◆ **MATERIAL FOR THIS EXERCISE**:
▬▬▬

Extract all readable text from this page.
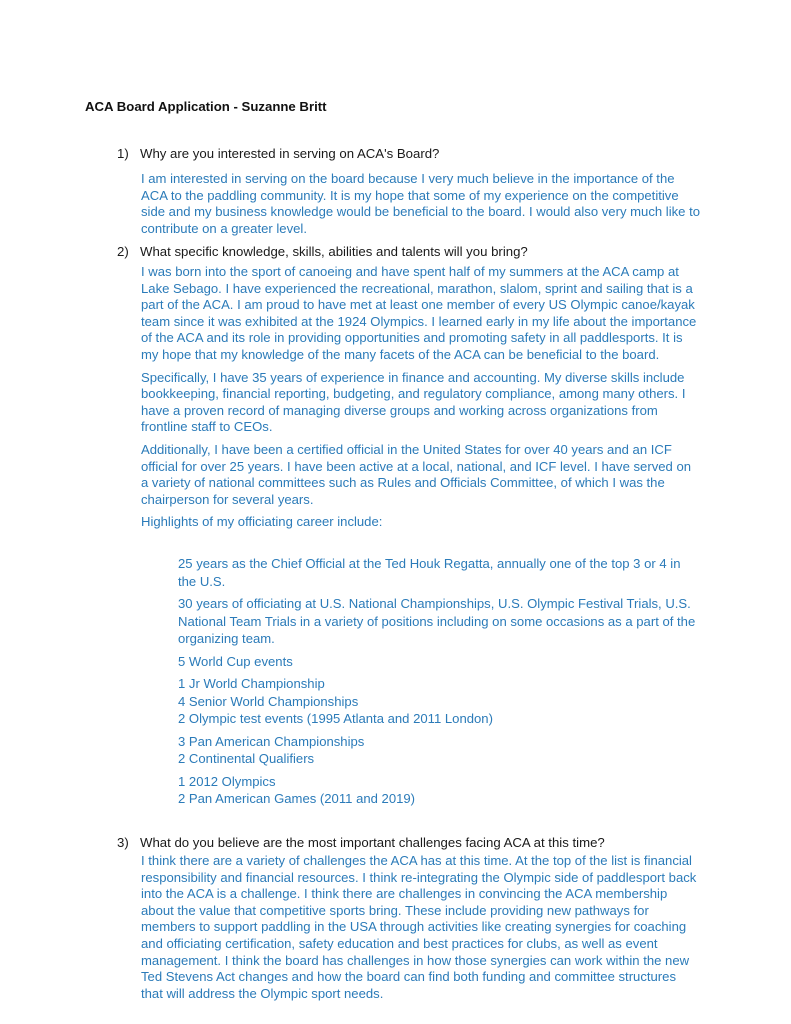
ACA Board Application - Suzanne Britt
1) Why are you interested in serving on ACA's Board?

I am interested in serving on the board because I very much believe in the importance of the ACA to the paddling community. It is my hope that some of my experience on the competitive side and my business knowledge would be beneficial to the board. I would also very much like to contribute on a greater level.

2) What specific knowledge, skills, abilities and talents will you bring?

I was born into the sport of canoeing and have spent half of my summers at the ACA camp at Lake Sebago. I have experienced the recreational, marathon, slalom, sprint and sailing that is a part of the ACA. I am proud to have met at least one member of every US Olympic canoe/kayak team since it was exhibited at the 1924 Olympics. I learned early in my life about the importance of the ACA and its role in providing opportunities and promoting safety in all paddlesports. It is my hope that my knowledge of the many facets of the ACA can be beneficial to the board.

Specifically, I have 35 years of experience in finance and accounting. My diverse skills include bookkeeping, financial reporting, budgeting, and regulatory compliance, among many others. I have a proven record of managing diverse groups and working across organizations from frontline staff to CEOs.

Additionally, I have been a certified official in the United States for over 40 years and an ICF official for over 25 years. I have been active at a local, national, and ICF level. I have served on a variety of national committees such as Rules and Officials Committee, of which I was the chairperson for several years.

Highlights of my officiating career include:

25 years as the Chief Official at the Ted Houk Regatta, annually one of the top 3 or 4 in the U.S.

30 years of officiating at U.S. National Championships, U.S. Olympic Festival Trials, U.S. National Team Trials in a variety of positions including on some occasions as a part of the organizing team.

5 World Cup events

1 Jr World Championship
4 Senior World Championships
2 Olympic test events (1995 Atlanta and 2011 London)
3 Pan American Championships
2 Continental Qualifiers
1 2012 Olympics
2 Pan American Games (2011 and 2019)
3) What do you believe are the most important challenges facing ACA at this time?

I think there are a variety of challenges the ACA has at this time. At the top of the list is financial responsibility and financial resources. I think re-integrating the Olympic side of paddlesport back into the ACA is a challenge. I think there are challenges in convincing the ACA membership about the value that competitive sports bring. These include providing new pathways for members to support paddling in the USA through activities like creating synergies for coaching and officiating certification, safety education and best practices for clubs, as well as event management. I think the board has challenges in how those synergies can work within the new Ted Stevens Act changes and how the board can find both funding and committee structures that will address the Olympic sport needs.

▬▬▬

Read through the lines above and collect those that contain the string "events".

5 World Cup events
2 Olympic test events (1995 Atlanta and 2011 London)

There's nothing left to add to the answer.